What this task involves: Give an exact copy of every line, leaving images out.

Extracted data:
# # #

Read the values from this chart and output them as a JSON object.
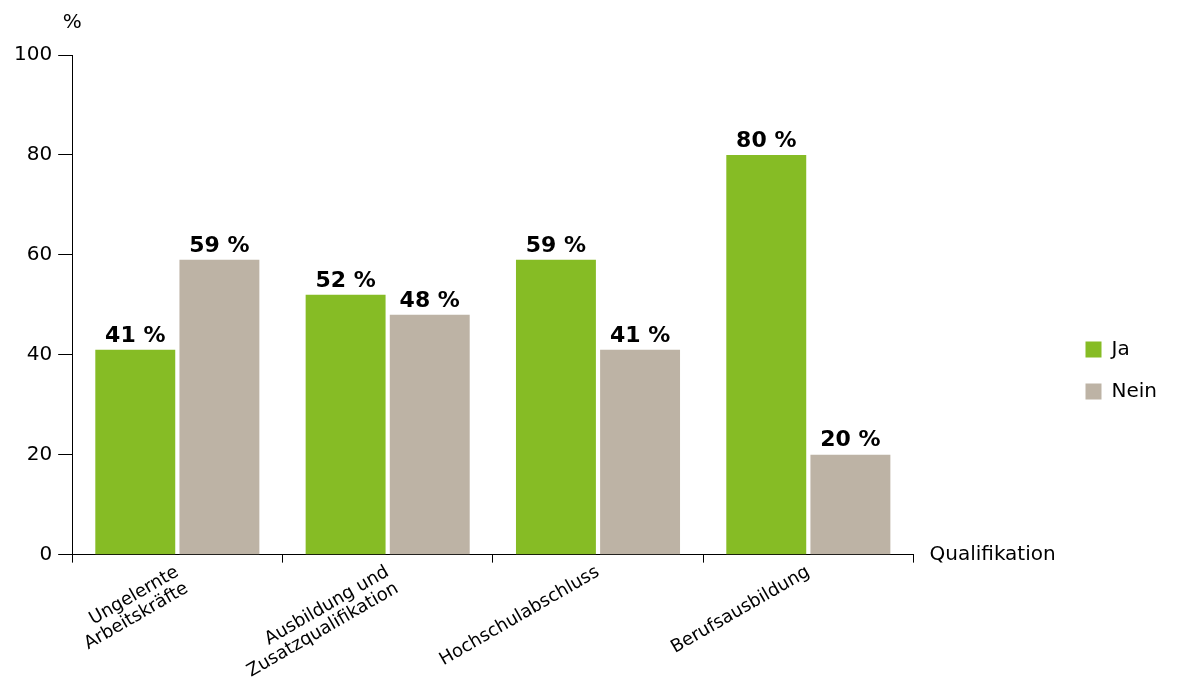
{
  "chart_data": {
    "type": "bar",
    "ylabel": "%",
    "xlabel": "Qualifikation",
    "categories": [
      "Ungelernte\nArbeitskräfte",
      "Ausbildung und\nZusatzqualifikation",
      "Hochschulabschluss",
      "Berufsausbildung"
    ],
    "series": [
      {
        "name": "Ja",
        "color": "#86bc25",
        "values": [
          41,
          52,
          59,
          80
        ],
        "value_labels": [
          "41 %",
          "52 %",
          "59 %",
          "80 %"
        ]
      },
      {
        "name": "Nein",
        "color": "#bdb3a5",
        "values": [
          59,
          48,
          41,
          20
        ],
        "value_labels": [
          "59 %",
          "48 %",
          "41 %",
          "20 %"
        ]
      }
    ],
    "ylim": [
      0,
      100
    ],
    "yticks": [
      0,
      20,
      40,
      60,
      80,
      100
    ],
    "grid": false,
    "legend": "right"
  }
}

# # #

Solved problem:
Read the values from this chart and output them as a JSON object.
{
  "chart_data": {
    "type": "bar",
    "ylabel": "%",
    "xlabel": "Qualifikation",
    "categories": [
      "Ungelernte\nArbeitskräfte",
      "Ausbildung und\nZusatzqualifikation",
      "Hochschulabschluss",
      "Berufsausbildung"
    ],
    "series": [
      {
        "name": "Ja",
        "color": "#86bc25",
        "values": [
          41,
          52,
          59,
          80
        ],
        "value_labels": [
          "41 %",
          "52 %",
          "59 %",
          "80 %"
        ]
      },
      {
        "name": "Nein",
        "color": "#bdb3a5",
        "values": [
          59,
          48,
          41,
          20
        ],
        "value_labels": [
          "59 %",
          "48 %",
          "41 %",
          "20 %"
        ]
      }
    ],
    "ylim": [
      0,
      100
    ],
    "yticks": [
      0,
      20,
      40,
      60,
      80,
      100
    ],
    "grid": false,
    "legend": "right"
  }
}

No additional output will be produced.